-- Start --

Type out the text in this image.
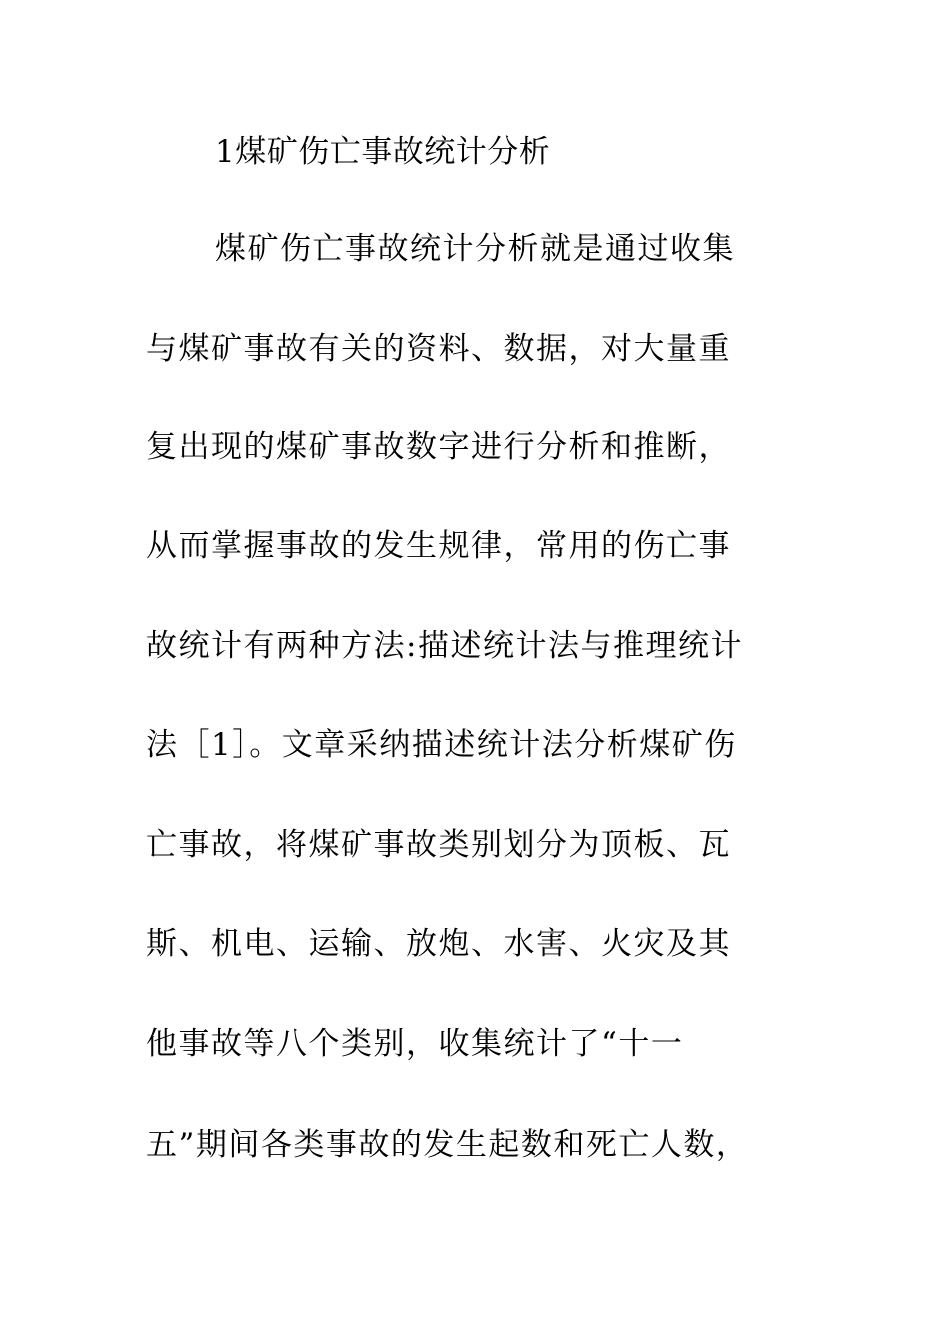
1煤矿伤亡事故统计分析
煤矿伤亡事故统计分析就是通过收集
与煤矿事故有关的资料、数据，对大量重
复出现的煤矿事故数字进行分析和推断，
从而掌握事故的发生规律，常用的伤亡事
故统计有两种方法:描述统计法与推理统计
法［1］。文章采纳描述统计法分析煤矿伤
亡事故，将煤矿事故类别划分为顶板、瓦
斯、机电、运输、放炮、水害、火灾及其
他事故等八个类别，收集统计了“十一
五”期间各类事故的发生起数和死亡人数，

-- End --

Required work =
None of the pictures should appear; repeat the records exactly otherwise.

Full answer =
Type out the text in this image.
1煤矿伤亡事故统计分析
煤矿伤亡事故统计分析就是通过收集
与煤矿事故有关的资料、数据，对大量重
复出现的煤矿事故数字进行分析和推断，
从而掌握事故的发生规律，常用的伤亡事
故统计有两种方法:描述统计法与推理统计
法［1］。文章采纳描述统计法分析煤矿伤
亡事故，将煤矿事故类别划分为顶板、瓦
斯、机电、运输、放炮、水害、火灾及其
他事故等八个类别，收集统计了“十一
五”期间各类事故的发生起数和死亡人数，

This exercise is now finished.